_Instructions for the task_
Transcribe all of the material below word for word and leave out its pictures.

________________________

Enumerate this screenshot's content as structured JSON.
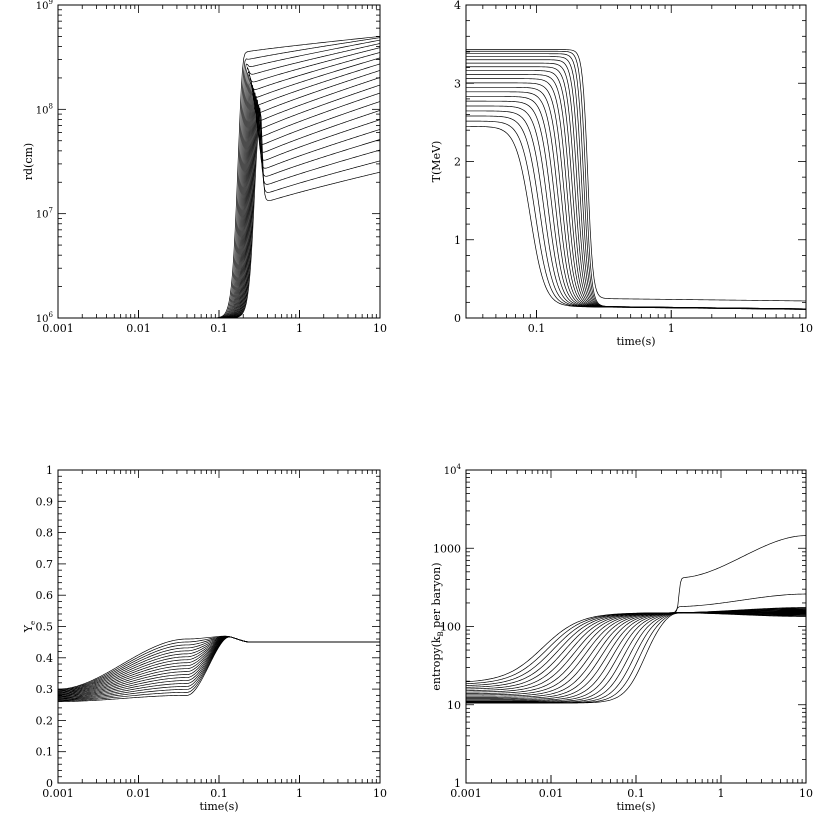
{
  "chart_data": [
    {
      "id": "rd",
      "type": "line",
      "xscale": "log",
      "yscale": "log",
      "xlim": [
        0.001,
        10
      ],
      "ylim": [
        1000000,
        1000000000
      ],
      "xlabel": "",
      "ylabel": "rd(cm)",
      "xticks": [
        {
          "v": 0.001,
          "label": "0.001"
        },
        {
          "v": 0.01,
          "label": "0.01"
        },
        {
          "v": 0.1,
          "label": "0.1"
        },
        {
          "v": 1,
          "label": "1"
        },
        {
          "v": 10,
          "label": "10"
        }
      ],
      "yticks": [
        {
          "v": 1000000,
          "base": "10",
          "exp": "6"
        },
        {
          "v": 10000000,
          "base": "10",
          "exp": "7"
        },
        {
          "v": 100000000,
          "base": "10",
          "exp": "8"
        },
        {
          "v": 1000000000,
          "base": "10",
          "exp": "9"
        }
      ],
      "family": {
        "count": 20,
        "x_start": 0.001,
        "y_start": 1000000,
        "rise_time_range": [
          0.17,
          0.28
        ],
        "peak_y": 400000000,
        "final_y_range": [
          25000000,
          500000000
        ]
      }
    },
    {
      "id": "T",
      "type": "line",
      "xscale": "log",
      "yscale": "linear",
      "xlim": [
        0.03,
        10
      ],
      "ylim": [
        0,
        4
      ],
      "xlabel": "time(s)",
      "ylabel": "T(MeV)",
      "xticks": [
        {
          "v": 0.1,
          "label": "0.1"
        },
        {
          "v": 1,
          "label": "1"
        },
        {
          "v": 10,
          "label": "10"
        }
      ],
      "yticks": [
        {
          "v": 0,
          "label": "0"
        },
        {
          "v": 1,
          "label": "1"
        },
        {
          "v": 2,
          "label": "2"
        },
        {
          "v": 3,
          "label": "3"
        },
        {
          "v": 4,
          "label": "4"
        }
      ],
      "family": {
        "count": 20,
        "initial_T_range": [
          2.45,
          3.43
        ],
        "drop_time_range": [
          0.09,
          0.24
        ],
        "final_T": 0.15,
        "final_T_hot_curve": 0.25
      }
    },
    {
      "id": "Ye",
      "type": "line",
      "xscale": "log",
      "yscale": "linear",
      "xlim": [
        0.001,
        10
      ],
      "ylim": [
        0,
        1
      ],
      "xlabel": "time(s)",
      "ylabel_base": "Y",
      "ylabel_sub": "e",
      "xticks": [
        {
          "v": 0.001,
          "label": "0.001"
        },
        {
          "v": 0.01,
          "label": "0.01"
        },
        {
          "v": 0.1,
          "label": "0.1"
        },
        {
          "v": 1,
          "label": "1"
        },
        {
          "v": 10,
          "label": "10"
        }
      ],
      "yticks": [
        {
          "v": 0,
          "label": "0"
        },
        {
          "v": 0.1,
          "label": "0.1"
        },
        {
          "v": 0.2,
          "label": "0.2"
        },
        {
          "v": 0.3,
          "label": "0.3"
        },
        {
          "v": 0.4,
          "label": "0.4"
        },
        {
          "v": 0.5,
          "label": "0.5"
        },
        {
          "v": 0.6,
          "label": "0.6"
        },
        {
          "v": 0.7,
          "label": "0.7"
        },
        {
          "v": 0.8,
          "label": "0.8"
        },
        {
          "v": 0.9,
          "label": "0.9"
        },
        {
          "v": 1,
          "label": "1"
        }
      ],
      "family": {
        "count": 20,
        "initial_Ye_range": [
          0.26,
          0.3
        ],
        "mid_Ye_range": [
          0.28,
          0.46
        ],
        "peak_Ye": 0.47,
        "final_Ye": 0.45
      }
    },
    {
      "id": "S",
      "type": "line",
      "xscale": "log",
      "yscale": "log",
      "xlim": [
        0.001,
        10
      ],
      "ylim": [
        1,
        10000
      ],
      "xlabel": "time(s)",
      "ylabel_pre": "entropy(k",
      "ylabel_sub": "B",
      "ylabel_post": " per baryon)",
      "xticks": [
        {
          "v": 0.001,
          "label": "0.001"
        },
        {
          "v": 0.01,
          "label": "0.01"
        },
        {
          "v": 0.1,
          "label": "0.1"
        },
        {
          "v": 1,
          "label": "1"
        },
        {
          "v": 10,
          "label": "10"
        }
      ],
      "yticks": [
        {
          "v": 1,
          "label": "1"
        },
        {
          "v": 10,
          "label": "10"
        },
        {
          "v": 100,
          "label": "100"
        },
        {
          "v": 1000,
          "label": "1000"
        },
        {
          "v": 10000,
          "base": "10",
          "exp": "4"
        }
      ],
      "family": {
        "count": 20,
        "initial_S_range": [
          10.5,
          19
        ],
        "plateau_S": 150,
        "final_S_range": [
          130,
          175
        ],
        "outliers": [
          {
            "jump_time": 0.32,
            "level": 420,
            "final": 1450
          },
          {
            "jump_time": 0.3,
            "level": 180,
            "final": 260
          }
        ]
      }
    }
  ]
}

________________________

_Correct result_
Enumerate this screenshot's content as structured JSON.
{
  "chart_data": [
    {
      "id": "rd",
      "type": "line",
      "xscale": "log",
      "yscale": "log",
      "xlim": [
        0.001,
        10
      ],
      "ylim": [
        1000000,
        1000000000
      ],
      "xlabel": "",
      "ylabel": "rd(cm)",
      "xticks": [
        {
          "v": 0.001,
          "label": "0.001"
        },
        {
          "v": 0.01,
          "label": "0.01"
        },
        {
          "v": 0.1,
          "label": "0.1"
        },
        {
          "v": 1,
          "label": "1"
        },
        {
          "v": 10,
          "label": "10"
        }
      ],
      "yticks": [
        {
          "v": 1000000,
          "base": "10",
          "exp": "6"
        },
        {
          "v": 10000000,
          "base": "10",
          "exp": "7"
        },
        {
          "v": 100000000,
          "base": "10",
          "exp": "8"
        },
        {
          "v": 1000000000,
          "base": "10",
          "exp": "9"
        }
      ],
      "family": {
        "count": 20,
        "x_start": 0.001,
        "y_start": 1000000,
        "rise_time_range": [
          0.17,
          0.28
        ],
        "peak_y": 400000000,
        "final_y_range": [
          25000000,
          500000000
        ]
      }
    },
    {
      "id": "T",
      "type": "line",
      "xscale": "log",
      "yscale": "linear",
      "xlim": [
        0.03,
        10
      ],
      "ylim": [
        0,
        4
      ],
      "xlabel": "time(s)",
      "ylabel": "T(MeV)",
      "xticks": [
        {
          "v": 0.1,
          "label": "0.1"
        },
        {
          "v": 1,
          "label": "1"
        },
        {
          "v": 10,
          "label": "10"
        }
      ],
      "yticks": [
        {
          "v": 0,
          "label": "0"
        },
        {
          "v": 1,
          "label": "1"
        },
        {
          "v": 2,
          "label": "2"
        },
        {
          "v": 3,
          "label": "3"
        },
        {
          "v": 4,
          "label": "4"
        }
      ],
      "family": {
        "count": 20,
        "initial_T_range": [
          2.45,
          3.43
        ],
        "drop_time_range": [
          0.09,
          0.24
        ],
        "final_T": 0.15,
        "final_T_hot_curve": 0.25
      }
    },
    {
      "id": "Ye",
      "type": "line",
      "xscale": "log",
      "yscale": "linear",
      "xlim": [
        0.001,
        10
      ],
      "ylim": [
        0,
        1
      ],
      "xlabel": "time(s)",
      "ylabel_base": "Y",
      "ylabel_sub": "e",
      "xticks": [
        {
          "v": 0.001,
          "label": "0.001"
        },
        {
          "v": 0.01,
          "label": "0.01"
        },
        {
          "v": 0.1,
          "label": "0.1"
        },
        {
          "v": 1,
          "label": "1"
        },
        {
          "v": 10,
          "label": "10"
        }
      ],
      "yticks": [
        {
          "v": 0,
          "label": "0"
        },
        {
          "v": 0.1,
          "label": "0.1"
        },
        {
          "v": 0.2,
          "label": "0.2"
        },
        {
          "v": 0.3,
          "label": "0.3"
        },
        {
          "v": 0.4,
          "label": "0.4"
        },
        {
          "v": 0.5,
          "label": "0.5"
        },
        {
          "v": 0.6,
          "label": "0.6"
        },
        {
          "v": 0.7,
          "label": "0.7"
        },
        {
          "v": 0.8,
          "label": "0.8"
        },
        {
          "v": 0.9,
          "label": "0.9"
        },
        {
          "v": 1,
          "label": "1"
        }
      ],
      "family": {
        "count": 20,
        "initial_Ye_range": [
          0.26,
          0.3
        ],
        "mid_Ye_range": [
          0.28,
          0.46
        ],
        "peak_Ye": 0.47,
        "final_Ye": 0.45
      }
    },
    {
      "id": "S",
      "type": "line",
      "xscale": "log",
      "yscale": "log",
      "xlim": [
        0.001,
        10
      ],
      "ylim": [
        1,
        10000
      ],
      "xlabel": "time(s)",
      "ylabel_pre": "entropy(k",
      "ylabel_sub": "B",
      "ylabel_post": " per baryon)",
      "xticks": [
        {
          "v": 0.001,
          "label": "0.001"
        },
        {
          "v": 0.01,
          "label": "0.01"
        },
        {
          "v": 0.1,
          "label": "0.1"
        },
        {
          "v": 1,
          "label": "1"
        },
        {
          "v": 10,
          "label": "10"
        }
      ],
      "yticks": [
        {
          "v": 1,
          "label": "1"
        },
        {
          "v": 10,
          "label": "10"
        },
        {
          "v": 100,
          "label": "100"
        },
        {
          "v": 1000,
          "label": "1000"
        },
        {
          "v": 10000,
          "base": "10",
          "exp": "4"
        }
      ],
      "family": {
        "count": 20,
        "initial_S_range": [
          10.5,
          19
        ],
        "plateau_S": 150,
        "final_S_range": [
          130,
          175
        ],
        "outliers": [
          {
            "jump_time": 0.32,
            "level": 420,
            "final": 1450
          },
          {
            "jump_time": 0.3,
            "level": 180,
            "final": 260
          }
        ]
      }
    }
  ]
}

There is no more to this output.